Written problem:
Take the lines from the one with "Serialize everything readable" to the end of the listing, both ends included, and quote them exactly, leaving pictures out.
··· Task inputs
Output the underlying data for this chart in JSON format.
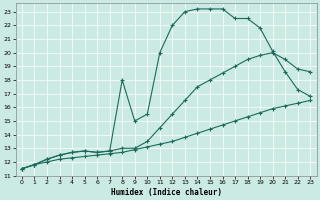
{
  "bg_color": "#cceae4",
  "line_color": "#1a6b5a",
  "grid_color": "#ffffff",
  "xlabel": "Humidex (Indice chaleur)",
  "xlim": [
    -0.5,
    23.5
  ],
  "ylim": [
    11,
    23.6
  ],
  "xticks": [
    0,
    1,
    2,
    3,
    4,
    5,
    6,
    7,
    8,
    9,
    10,
    11,
    12,
    13,
    14,
    15,
    16,
    17,
    18,
    19,
    20,
    21,
    22,
    23
  ],
  "yticks": [
    11,
    12,
    13,
    14,
    15,
    16,
    17,
    18,
    19,
    20,
    21,
    22,
    23
  ],
  "line1_x": [
    0,
    1,
    2,
    3,
    4,
    5,
    6,
    7,
    8,
    9,
    10,
    11,
    12,
    13,
    14,
    15,
    16,
    17,
    18,
    19,
    20,
    21,
    22,
    23
  ],
  "line1_y": [
    11.5,
    11.8,
    12.2,
    12.5,
    12.7,
    12.8,
    12.7,
    12.8,
    18.0,
    15.0,
    15.5,
    20.0,
    22.0,
    23.0,
    23.2,
    23.2,
    23.2,
    22.5,
    22.5,
    21.8,
    20.1,
    18.6,
    17.3,
    16.8
  ],
  "line2_x": [
    0,
    1,
    2,
    3,
    4,
    5,
    6,
    7,
    8,
    9,
    10,
    11,
    12,
    13,
    14,
    15,
    16,
    17,
    18,
    19,
    20,
    21,
    22,
    23
  ],
  "line2_y": [
    11.5,
    11.8,
    12.2,
    12.5,
    12.7,
    12.8,
    12.7,
    12.8,
    13.0,
    13.0,
    13.5,
    14.5,
    15.5,
    16.5,
    17.5,
    18.0,
    18.5,
    19.0,
    19.5,
    19.8,
    20.0,
    19.5,
    18.8,
    18.6
  ],
  "line3_x": [
    0,
    1,
    2,
    3,
    4,
    5,
    6,
    7,
    8,
    9,
    10,
    11,
    12,
    13,
    14,
    15,
    16,
    17,
    18,
    19,
    20,
    21,
    22,
    23
  ],
  "line3_y": [
    11.5,
    11.8,
    12.0,
    12.2,
    12.3,
    12.4,
    12.5,
    12.6,
    12.7,
    12.9,
    13.1,
    13.3,
    13.5,
    13.8,
    14.1,
    14.4,
    14.7,
    15.0,
    15.3,
    15.6,
    15.9,
    16.1,
    16.3,
    16.5
  ]
}
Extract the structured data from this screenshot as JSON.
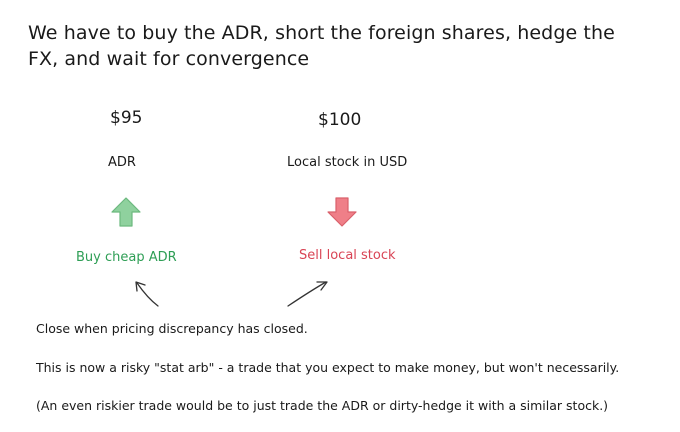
{
  "title": "We have to buy the ADR,  short the foreign shares, hedge the FX, and wait for convergence",
  "left": {
    "price": "$95",
    "label": "ADR",
    "action": "Buy cheap ADR",
    "arrow_icon": "up-arrow-icon",
    "arrow_color": "#8fd19e",
    "action_color": "#2e9e55"
  },
  "right": {
    "price": "$100",
    "label": "Local stock in USD",
    "action": "Sell local stock",
    "arrow_icon": "down-arrow-icon",
    "arrow_color": "#ef7f88",
    "action_color": "#d94455"
  },
  "notes": [
    "Close when pricing discrepancy has closed.",
    "This is now a risky \"stat arb\" - a trade that you expect to make money, but won't necessarily.",
    "(An even riskier trade would be to just trade the ADR or dirty-hedge it with a similar stock.)"
  ]
}
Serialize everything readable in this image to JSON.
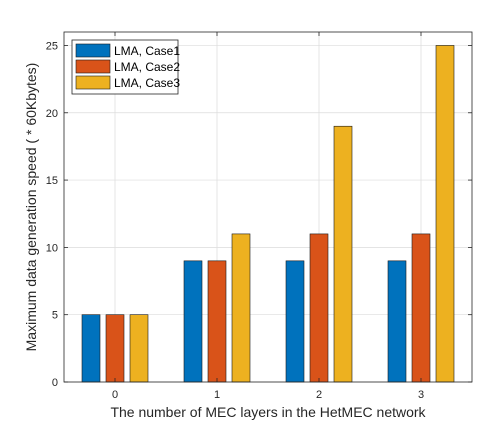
{
  "chart_data": {
    "type": "bar",
    "categories": [
      "0",
      "1",
      "2",
      "3"
    ],
    "series": [
      {
        "name": "LMA, Case1",
        "values": [
          5,
          9,
          9,
          9
        ],
        "color": "#0072BD"
      },
      {
        "name": "LMA, Case2",
        "values": [
          5,
          9,
          11,
          11
        ],
        "color": "#D95319"
      },
      {
        "name": "LMA, Case3",
        "values": [
          5,
          11,
          19,
          25
        ],
        "color": "#EDB120"
      }
    ],
    "title": "",
    "xlabel": "The number of MEC layers in the HetMEC network",
    "ylabel": "Maximum data generation speed ( * 60Kbytes)",
    "ylim": [
      0,
      26
    ],
    "yticks": [
      0,
      5,
      10,
      15,
      20,
      25
    ],
    "grid": true,
    "legend_position": "top-left"
  }
}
······
Exercise solution:
Serialize everything readable in this image to JSON.
{
  "chart_data": {
    "type": "bar",
    "categories": [
      "0",
      "1",
      "2",
      "3"
    ],
    "series": [
      {
        "name": "LMA, Case1",
        "values": [
          5,
          9,
          9,
          9
        ],
        "color": "#0072BD"
      },
      {
        "name": "LMA, Case2",
        "values": [
          5,
          9,
          11,
          11
        ],
        "color": "#D95319"
      },
      {
        "name": "LMA, Case3",
        "values": [
          5,
          11,
          19,
          25
        ],
        "color": "#EDB120"
      }
    ],
    "title": "",
    "xlabel": "The number of MEC layers in the HetMEC network",
    "ylabel": "Maximum data generation speed ( * 60Kbytes)",
    "ylim": [
      0,
      26
    ],
    "yticks": [
      0,
      5,
      10,
      15,
      20,
      25
    ],
    "grid": true,
    "legend_position": "top-left"
  }
}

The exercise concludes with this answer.